▶ **Instructions to follow**
Reproduce each of the following lines verbatim, without altering any character.

··· Data shown ···

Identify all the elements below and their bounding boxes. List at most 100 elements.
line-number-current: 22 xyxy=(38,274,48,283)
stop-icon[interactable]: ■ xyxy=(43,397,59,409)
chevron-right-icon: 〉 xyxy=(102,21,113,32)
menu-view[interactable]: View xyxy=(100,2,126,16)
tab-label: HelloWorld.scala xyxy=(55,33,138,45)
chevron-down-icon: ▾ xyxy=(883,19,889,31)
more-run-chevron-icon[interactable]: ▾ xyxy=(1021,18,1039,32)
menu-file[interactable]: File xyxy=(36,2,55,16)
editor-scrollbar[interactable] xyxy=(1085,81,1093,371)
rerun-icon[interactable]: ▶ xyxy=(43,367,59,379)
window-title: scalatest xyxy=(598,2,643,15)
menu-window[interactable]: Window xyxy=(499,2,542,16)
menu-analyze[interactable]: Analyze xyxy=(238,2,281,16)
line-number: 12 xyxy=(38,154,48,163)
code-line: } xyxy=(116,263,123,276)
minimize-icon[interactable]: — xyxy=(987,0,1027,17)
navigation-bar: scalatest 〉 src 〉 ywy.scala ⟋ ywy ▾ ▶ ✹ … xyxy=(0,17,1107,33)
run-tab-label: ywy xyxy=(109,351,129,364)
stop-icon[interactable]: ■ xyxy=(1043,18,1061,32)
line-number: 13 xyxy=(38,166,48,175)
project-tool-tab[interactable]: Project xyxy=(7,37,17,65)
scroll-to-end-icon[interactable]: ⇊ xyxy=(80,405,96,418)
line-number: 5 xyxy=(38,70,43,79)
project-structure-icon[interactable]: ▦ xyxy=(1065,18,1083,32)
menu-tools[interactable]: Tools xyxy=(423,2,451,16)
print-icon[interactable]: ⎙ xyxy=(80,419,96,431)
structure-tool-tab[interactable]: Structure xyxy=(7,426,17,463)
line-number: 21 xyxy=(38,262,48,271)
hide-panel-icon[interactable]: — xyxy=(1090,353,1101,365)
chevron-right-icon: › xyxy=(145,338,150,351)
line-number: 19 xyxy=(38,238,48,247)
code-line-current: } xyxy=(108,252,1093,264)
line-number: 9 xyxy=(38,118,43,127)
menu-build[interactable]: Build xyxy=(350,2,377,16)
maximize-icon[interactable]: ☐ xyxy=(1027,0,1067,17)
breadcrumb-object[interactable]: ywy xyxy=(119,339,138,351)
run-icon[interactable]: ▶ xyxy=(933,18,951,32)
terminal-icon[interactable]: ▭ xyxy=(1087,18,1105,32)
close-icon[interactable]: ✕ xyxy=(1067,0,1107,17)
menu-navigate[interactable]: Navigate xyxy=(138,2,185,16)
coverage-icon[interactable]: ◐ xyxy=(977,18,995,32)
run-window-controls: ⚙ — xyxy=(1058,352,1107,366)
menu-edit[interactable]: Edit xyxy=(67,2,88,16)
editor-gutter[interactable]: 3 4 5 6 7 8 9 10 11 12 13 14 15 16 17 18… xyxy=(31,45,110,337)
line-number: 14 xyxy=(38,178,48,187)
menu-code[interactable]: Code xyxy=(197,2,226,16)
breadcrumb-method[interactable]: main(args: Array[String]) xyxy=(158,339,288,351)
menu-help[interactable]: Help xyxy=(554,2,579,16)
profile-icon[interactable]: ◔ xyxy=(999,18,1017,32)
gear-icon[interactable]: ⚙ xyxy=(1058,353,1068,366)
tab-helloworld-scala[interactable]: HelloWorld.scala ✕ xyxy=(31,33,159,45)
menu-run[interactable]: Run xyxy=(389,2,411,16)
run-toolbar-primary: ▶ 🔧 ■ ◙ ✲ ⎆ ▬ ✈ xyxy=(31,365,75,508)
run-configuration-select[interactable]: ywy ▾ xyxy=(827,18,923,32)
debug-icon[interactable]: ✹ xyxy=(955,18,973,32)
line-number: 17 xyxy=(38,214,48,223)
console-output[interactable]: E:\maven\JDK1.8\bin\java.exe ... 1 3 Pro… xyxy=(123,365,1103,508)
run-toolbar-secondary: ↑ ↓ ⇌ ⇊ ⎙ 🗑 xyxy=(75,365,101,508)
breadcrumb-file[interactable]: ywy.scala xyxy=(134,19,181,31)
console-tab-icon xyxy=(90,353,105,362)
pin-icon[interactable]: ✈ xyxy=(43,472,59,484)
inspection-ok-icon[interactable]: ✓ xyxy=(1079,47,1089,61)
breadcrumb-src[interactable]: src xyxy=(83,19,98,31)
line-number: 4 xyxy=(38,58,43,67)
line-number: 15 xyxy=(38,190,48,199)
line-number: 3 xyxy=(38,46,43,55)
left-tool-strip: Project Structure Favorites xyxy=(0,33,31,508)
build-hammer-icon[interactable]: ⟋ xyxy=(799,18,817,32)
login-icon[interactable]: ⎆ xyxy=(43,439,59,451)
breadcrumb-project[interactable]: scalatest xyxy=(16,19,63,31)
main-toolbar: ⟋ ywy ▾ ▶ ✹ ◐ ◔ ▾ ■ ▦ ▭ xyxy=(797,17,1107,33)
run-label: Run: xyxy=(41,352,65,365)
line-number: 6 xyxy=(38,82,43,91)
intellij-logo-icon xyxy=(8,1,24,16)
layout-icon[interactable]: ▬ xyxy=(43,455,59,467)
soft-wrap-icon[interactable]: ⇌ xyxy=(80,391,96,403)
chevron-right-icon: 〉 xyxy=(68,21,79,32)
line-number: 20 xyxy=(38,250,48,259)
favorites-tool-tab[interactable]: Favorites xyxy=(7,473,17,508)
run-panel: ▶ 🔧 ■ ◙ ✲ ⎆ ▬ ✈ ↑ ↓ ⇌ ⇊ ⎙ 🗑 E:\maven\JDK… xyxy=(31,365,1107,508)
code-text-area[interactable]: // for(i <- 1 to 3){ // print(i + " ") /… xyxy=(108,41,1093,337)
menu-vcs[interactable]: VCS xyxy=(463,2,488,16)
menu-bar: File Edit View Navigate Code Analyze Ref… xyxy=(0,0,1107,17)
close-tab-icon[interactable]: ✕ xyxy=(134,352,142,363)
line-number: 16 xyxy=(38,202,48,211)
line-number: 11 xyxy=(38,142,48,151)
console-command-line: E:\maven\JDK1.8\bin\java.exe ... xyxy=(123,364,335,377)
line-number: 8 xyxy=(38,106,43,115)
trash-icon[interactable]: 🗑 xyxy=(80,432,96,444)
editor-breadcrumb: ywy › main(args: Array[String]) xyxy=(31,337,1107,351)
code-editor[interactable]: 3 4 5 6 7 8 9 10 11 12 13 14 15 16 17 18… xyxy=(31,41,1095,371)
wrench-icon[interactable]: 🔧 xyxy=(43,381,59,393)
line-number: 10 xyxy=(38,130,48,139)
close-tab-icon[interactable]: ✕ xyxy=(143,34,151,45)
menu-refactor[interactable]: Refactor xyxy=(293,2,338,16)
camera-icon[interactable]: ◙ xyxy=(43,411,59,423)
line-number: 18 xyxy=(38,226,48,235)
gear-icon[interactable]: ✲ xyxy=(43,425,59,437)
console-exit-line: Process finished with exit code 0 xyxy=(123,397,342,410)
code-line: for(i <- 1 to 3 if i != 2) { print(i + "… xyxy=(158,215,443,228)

···

▶ **Solution for this exercise**
Identify all the elements below and their bounding boxes. List at most 100 elements.
line-number-current: 22 xyxy=(38,274,48,283)
stop-icon[interactable]: ■ xyxy=(43,397,59,409)
chevron-right-icon: 〉 xyxy=(102,21,113,32)
menu-view[interactable]: View xyxy=(100,2,126,16)
tab-label: HelloWorld.scala xyxy=(55,33,138,45)
chevron-down-icon: ▾ xyxy=(883,19,889,31)
more-run-chevron-icon[interactable]: ▾ xyxy=(1021,18,1039,32)
menu-file[interactable]: File xyxy=(36,2,55,16)
editor-scrollbar[interactable] xyxy=(1085,81,1093,371)
rerun-icon[interactable]: ▶ xyxy=(43,367,59,379)
window-title: scalatest xyxy=(598,2,643,15)
menu-window[interactable]: Window xyxy=(499,2,542,16)
menu-analyze[interactable]: Analyze xyxy=(238,2,281,16)
line-number: 12 xyxy=(38,154,48,163)
code-line: } xyxy=(116,263,123,276)
minimize-icon[interactable]: — xyxy=(987,0,1027,17)
navigation-bar: scalatest 〉 src 〉 ywy.scala ⟋ ywy ▾ ▶ ✹ … xyxy=(0,17,1107,33)
run-tab-label: ywy xyxy=(109,351,129,364)
stop-icon[interactable]: ■ xyxy=(1043,18,1061,32)
line-number: 13 xyxy=(38,166,48,175)
project-tool-tab[interactable]: Project xyxy=(7,37,17,65)
scroll-to-end-icon[interactable]: ⇊ xyxy=(80,405,96,418)
line-number: 5 xyxy=(38,70,43,79)
project-structure-icon[interactable]: ▦ xyxy=(1065,18,1083,32)
menu-tools[interactable]: Tools xyxy=(423,2,451,16)
print-icon[interactable]: ⎙ xyxy=(80,419,96,431)
structure-tool-tab[interactable]: Structure xyxy=(7,426,17,463)
line-number: 21 xyxy=(38,262,48,271)
hide-panel-icon[interactable]: — xyxy=(1090,353,1101,365)
chevron-right-icon: › xyxy=(145,338,150,351)
line-number: 19 xyxy=(38,238,48,247)
code-line-current: } xyxy=(108,252,1093,264)
line-number: 9 xyxy=(38,118,43,127)
menu-build[interactable]: Build xyxy=(350,2,377,16)
maximize-icon[interactable]: ☐ xyxy=(1027,0,1067,17)
breadcrumb-object[interactable]: ywy xyxy=(119,339,138,351)
run-icon[interactable]: ▶ xyxy=(933,18,951,32)
terminal-icon[interactable]: ▭ xyxy=(1087,18,1105,32)
close-icon[interactable]: ✕ xyxy=(1067,0,1107,17)
menu-navigate[interactable]: Navigate xyxy=(138,2,185,16)
coverage-icon[interactable]: ◐ xyxy=(977,18,995,32)
run-window-controls: ⚙ — xyxy=(1058,352,1107,366)
menu-edit[interactable]: Edit xyxy=(67,2,88,16)
editor-gutter[interactable]: 3 4 5 6 7 8 9 10 11 12 13 14 15 16 17 18… xyxy=(31,45,110,337)
line-number: 14 xyxy=(38,178,48,187)
menu-code[interactable]: Code xyxy=(197,2,226,16)
breadcrumb-method[interactable]: main(args: Array[String]) xyxy=(158,339,288,351)
menu-help[interactable]: Help xyxy=(554,2,579,16)
profile-icon[interactable]: ◔ xyxy=(999,18,1017,32)
gear-icon[interactable]: ⚙ xyxy=(1058,353,1068,366)
tab-helloworld-scala[interactable]: HelloWorld.scala ✕ xyxy=(31,33,159,45)
menu-run[interactable]: Run xyxy=(389,2,411,16)
run-toolbar-primary: ▶ 🔧 ■ ◙ ✲ ⎆ ▬ ✈ xyxy=(31,365,75,508)
run-configuration-select[interactable]: ywy ▾ xyxy=(827,18,923,32)
debug-icon[interactable]: ✹ xyxy=(955,18,973,32)
line-number: 17 xyxy=(38,214,48,223)
console-output[interactable]: E:\maven\JDK1.8\bin\java.exe ... 1 3 Pro… xyxy=(123,365,1103,508)
run-toolbar-secondary: ↑ ↓ ⇌ ⇊ ⎙ 🗑 xyxy=(75,365,101,508)
breadcrumb-file[interactable]: ywy.scala xyxy=(134,19,181,31)
console-tab-icon xyxy=(90,353,105,362)
pin-icon[interactable]: ✈ xyxy=(43,472,59,484)
inspection-ok-icon[interactable]: ✓ xyxy=(1079,47,1089,61)
breadcrumb-src[interactable]: src xyxy=(83,19,98,31)
line-number: 4 xyxy=(38,58,43,67)
line-number: 15 xyxy=(38,190,48,199)
line-number: 3 xyxy=(38,46,43,55)
left-tool-strip: Project Structure Favorites xyxy=(0,33,31,508)
build-hammer-icon[interactable]: ⟋ xyxy=(799,18,817,32)
login-icon[interactable]: ⎆ xyxy=(43,439,59,451)
breadcrumb-project[interactable]: scalatest xyxy=(16,19,63,31)
main-toolbar: ⟋ ywy ▾ ▶ ✹ ◐ ◔ ▾ ■ ▦ ▭ xyxy=(797,17,1107,33)
run-label: Run: xyxy=(41,352,65,365)
line-number: 6 xyxy=(38,82,43,91)
intellij-logo-icon xyxy=(8,1,24,16)
layout-icon[interactable]: ▬ xyxy=(43,455,59,467)
soft-wrap-icon[interactable]: ⇌ xyxy=(80,391,96,403)
chevron-right-icon: 〉 xyxy=(68,21,79,32)
line-number: 20 xyxy=(38,250,48,259)
favorites-tool-tab[interactable]: Favorites xyxy=(7,473,17,508)
run-panel: ▶ 🔧 ■ ◙ ✲ ⎆ ▬ ✈ ↑ ↓ ⇌ ⇊ ⎙ 🗑 E:\maven\JDK… xyxy=(31,365,1107,508)
code-text-area[interactable]: // for(i <- 1 to 3){ // print(i + " ") /… xyxy=(108,41,1093,337)
menu-vcs[interactable]: VCS xyxy=(463,2,488,16)
menu-bar: File Edit View Navigate Code Analyze Ref… xyxy=(0,0,1107,17)
close-tab-icon[interactable]: ✕ xyxy=(134,352,142,363)
line-number: 16 xyxy=(38,202,48,211)
line-number: 11 xyxy=(38,142,48,151)
console-command-line: E:\maven\JDK1.8\bin\java.exe ... xyxy=(123,364,335,377)
line-number: 8 xyxy=(38,106,43,115)
trash-icon[interactable]: 🗑 xyxy=(80,432,96,444)
editor-breadcrumb: ywy › main(args: Array[String]) xyxy=(31,337,1107,351)
code-editor[interactable]: 3 4 5 6 7 8 9 10 11 12 13 14 15 16 17 18… xyxy=(31,41,1095,371)
wrench-icon[interactable]: 🔧 xyxy=(43,381,59,393)
line-number: 10 xyxy=(38,130,48,139)
close-tab-icon[interactable]: ✕ xyxy=(143,34,151,45)
menu-refactor[interactable]: Refactor xyxy=(293,2,338,16)
camera-icon[interactable]: ◙ xyxy=(43,411,59,423)
line-number: 18 xyxy=(38,226,48,235)
gear-icon[interactable]: ✲ xyxy=(43,425,59,437)
console-exit-line: Process finished with exit code 0 xyxy=(123,397,342,410)
code-line: for(i <- 1 to 3 if i != 2) { print(i + "… xyxy=(158,215,443,228)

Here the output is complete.